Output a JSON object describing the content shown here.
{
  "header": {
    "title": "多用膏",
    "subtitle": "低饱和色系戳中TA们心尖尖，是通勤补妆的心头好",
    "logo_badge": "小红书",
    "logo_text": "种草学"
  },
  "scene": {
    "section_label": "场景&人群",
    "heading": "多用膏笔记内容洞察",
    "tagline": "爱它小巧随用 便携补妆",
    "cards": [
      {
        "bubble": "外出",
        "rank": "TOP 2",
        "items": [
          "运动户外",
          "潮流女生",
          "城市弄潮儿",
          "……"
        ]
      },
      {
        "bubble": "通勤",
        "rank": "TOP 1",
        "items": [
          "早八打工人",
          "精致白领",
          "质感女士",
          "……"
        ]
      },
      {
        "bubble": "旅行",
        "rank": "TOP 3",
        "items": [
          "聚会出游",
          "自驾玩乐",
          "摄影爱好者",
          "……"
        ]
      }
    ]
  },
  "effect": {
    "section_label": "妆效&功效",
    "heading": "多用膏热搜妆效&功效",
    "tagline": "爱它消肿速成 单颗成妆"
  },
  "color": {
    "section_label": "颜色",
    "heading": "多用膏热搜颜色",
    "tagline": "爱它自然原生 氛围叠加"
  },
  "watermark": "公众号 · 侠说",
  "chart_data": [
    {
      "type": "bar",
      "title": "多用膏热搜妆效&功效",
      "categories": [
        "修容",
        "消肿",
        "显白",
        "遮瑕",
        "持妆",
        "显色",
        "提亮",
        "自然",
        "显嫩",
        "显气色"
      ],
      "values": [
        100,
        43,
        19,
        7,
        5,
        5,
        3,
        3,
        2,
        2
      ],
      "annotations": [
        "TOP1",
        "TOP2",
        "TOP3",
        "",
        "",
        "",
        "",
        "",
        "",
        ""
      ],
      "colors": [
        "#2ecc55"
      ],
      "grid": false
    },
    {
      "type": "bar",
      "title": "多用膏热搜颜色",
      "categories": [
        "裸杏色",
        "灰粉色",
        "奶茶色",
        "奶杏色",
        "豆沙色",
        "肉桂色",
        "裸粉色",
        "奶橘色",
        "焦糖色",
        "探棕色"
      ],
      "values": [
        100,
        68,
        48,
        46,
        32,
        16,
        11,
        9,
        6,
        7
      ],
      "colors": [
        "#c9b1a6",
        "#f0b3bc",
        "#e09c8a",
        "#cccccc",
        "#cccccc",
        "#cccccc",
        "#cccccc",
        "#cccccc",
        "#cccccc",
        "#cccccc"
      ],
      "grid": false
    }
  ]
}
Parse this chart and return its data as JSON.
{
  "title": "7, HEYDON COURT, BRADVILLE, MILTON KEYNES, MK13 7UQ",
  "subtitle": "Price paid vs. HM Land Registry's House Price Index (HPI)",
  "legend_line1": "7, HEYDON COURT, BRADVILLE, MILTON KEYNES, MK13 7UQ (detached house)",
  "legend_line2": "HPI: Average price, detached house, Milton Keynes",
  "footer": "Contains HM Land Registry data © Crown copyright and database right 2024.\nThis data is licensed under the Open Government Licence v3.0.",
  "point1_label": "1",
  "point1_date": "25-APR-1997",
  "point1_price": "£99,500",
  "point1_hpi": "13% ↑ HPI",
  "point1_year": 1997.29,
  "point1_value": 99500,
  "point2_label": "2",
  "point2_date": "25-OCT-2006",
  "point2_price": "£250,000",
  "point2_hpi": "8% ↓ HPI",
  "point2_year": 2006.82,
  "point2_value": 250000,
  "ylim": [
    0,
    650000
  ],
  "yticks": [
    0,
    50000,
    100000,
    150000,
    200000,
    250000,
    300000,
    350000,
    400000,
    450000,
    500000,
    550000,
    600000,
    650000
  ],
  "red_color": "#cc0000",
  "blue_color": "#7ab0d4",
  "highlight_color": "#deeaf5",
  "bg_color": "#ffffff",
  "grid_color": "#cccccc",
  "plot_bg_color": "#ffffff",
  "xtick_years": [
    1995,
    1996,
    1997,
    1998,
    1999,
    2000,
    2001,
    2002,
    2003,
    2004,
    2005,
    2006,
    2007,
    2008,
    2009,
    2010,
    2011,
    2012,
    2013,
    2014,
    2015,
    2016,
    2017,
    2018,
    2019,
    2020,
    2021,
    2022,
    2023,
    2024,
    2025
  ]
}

+ + + + + + +

Set problem: Return all of the above records exactly, leaving no line out.

Task answer:
Output a JSON object describing the content shown here.
{
  "header": {
    "title": "多用膏",
    "subtitle": "低饱和色系戳中TA们心尖尖，是通勤补妆的心头好",
    "logo_badge": "小红书",
    "logo_text": "种草学"
  },
  "scene": {
    "section_label": "场景&人群",
    "heading": "多用膏笔记内容洞察",
    "tagline": "爱它小巧随用 便携补妆",
    "cards": [
      {
        "bubble": "外出",
        "rank": "TOP 2",
        "items": [
          "运动户外",
          "潮流女生",
          "城市弄潮儿",
          "……"
        ]
      },
      {
        "bubble": "通勤",
        "rank": "TOP 1",
        "items": [
          "早八打工人",
          "精致白领",
          "质感女士",
          "……"
        ]
      },
      {
        "bubble": "旅行",
        "rank": "TOP 3",
        "items": [
          "聚会出游",
          "自驾玩乐",
          "摄影爱好者",
          "……"
        ]
      }
    ]
  },
  "effect": {
    "section_label": "妆效&功效",
    "heading": "多用膏热搜妆效&功效",
    "tagline": "爱它消肿速成 单颗成妆"
  },
  "color": {
    "section_label": "颜色",
    "heading": "多用膏热搜颜色",
    "tagline": "爱它自然原生 氛围叠加"
  },
  "watermark": "公众号 · 侠说",
  "chart_data": [
    {
      "type": "bar",
      "title": "多用膏热搜妆效&功效",
      "categories": [
        "修容",
        "消肿",
        "显白",
        "遮瑕",
        "持妆",
        "显色",
        "提亮",
        "自然",
        "显嫩",
        "显气色"
      ],
      "values": [
        100,
        43,
        19,
        7,
        5,
        5,
        3,
        3,
        2,
        2
      ],
      "annotations": [
        "TOP1",
        "TOP2",
        "TOP3",
        "",
        "",
        "",
        "",
        "",
        "",
        ""
      ],
      "colors": [
        "#2ecc55"
      ],
      "grid": false
    },
    {
      "type": "bar",
      "title": "多用膏热搜颜色",
      "categories": [
        "裸杏色",
        "灰粉色",
        "奶茶色",
        "奶杏色",
        "豆沙色",
        "肉桂色",
        "裸粉色",
        "奶橘色",
        "焦糖色",
        "探棕色"
      ],
      "values": [
        100,
        68,
        48,
        46,
        32,
        16,
        11,
        9,
        6,
        7
      ],
      "colors": [
        "#c9b1a6",
        "#f0b3bc",
        "#e09c8a",
        "#cccccc",
        "#cccccc",
        "#cccccc",
        "#cccccc",
        "#cccccc",
        "#cccccc",
        "#cccccc"
      ],
      "grid": false
    }
  ]
}
Parse this chart and return its data as JSON.
{
  "title": "7, HEYDON COURT, BRADVILLE, MILTON KEYNES, MK13 7UQ",
  "subtitle": "Price paid vs. HM Land Registry's House Price Index (HPI)",
  "legend_line1": "7, HEYDON COURT, BRADVILLE, MILTON KEYNES, MK13 7UQ (detached house)",
  "legend_line2": "HPI: Average price, detached house, Milton Keynes",
  "footer": "Contains HM Land Registry data © Crown copyright and database right 2024.\nThis data is licensed under the Open Government Licence v3.0.",
  "point1_label": "1",
  "point1_date": "25-APR-1997",
  "point1_price": "£99,500",
  "point1_hpi": "13% ↑ HPI",
  "point1_year": 1997.29,
  "point1_value": 99500,
  "point2_label": "2",
  "point2_date": "25-OCT-2006",
  "point2_price": "£250,000",
  "point2_hpi": "8% ↓ HPI",
  "point2_year": 2006.82,
  "point2_value": 250000,
  "ylim": [
    0,
    650000
  ],
  "yticks": [
    0,
    50000,
    100000,
    150000,
    200000,
    250000,
    300000,
    350000,
    400000,
    450000,
    500000,
    550000,
    600000,
    650000
  ],
  "red_color": "#cc0000",
  "blue_color": "#7ab0d4",
  "highlight_color": "#deeaf5",
  "bg_color": "#ffffff",
  "grid_color": "#cccccc",
  "plot_bg_color": "#ffffff",
  "xtick_years": [
    1995,
    1996,
    1997,
    1998,
    1999,
    2000,
    2001,
    2002,
    2003,
    2004,
    2005,
    2006,
    2007,
    2008,
    2009,
    2010,
    2011,
    2012,
    2013,
    2014,
    2015,
    2016,
    2017,
    2018,
    2019,
    2020,
    2021,
    2022,
    2023,
    2024,
    2025
  ]
}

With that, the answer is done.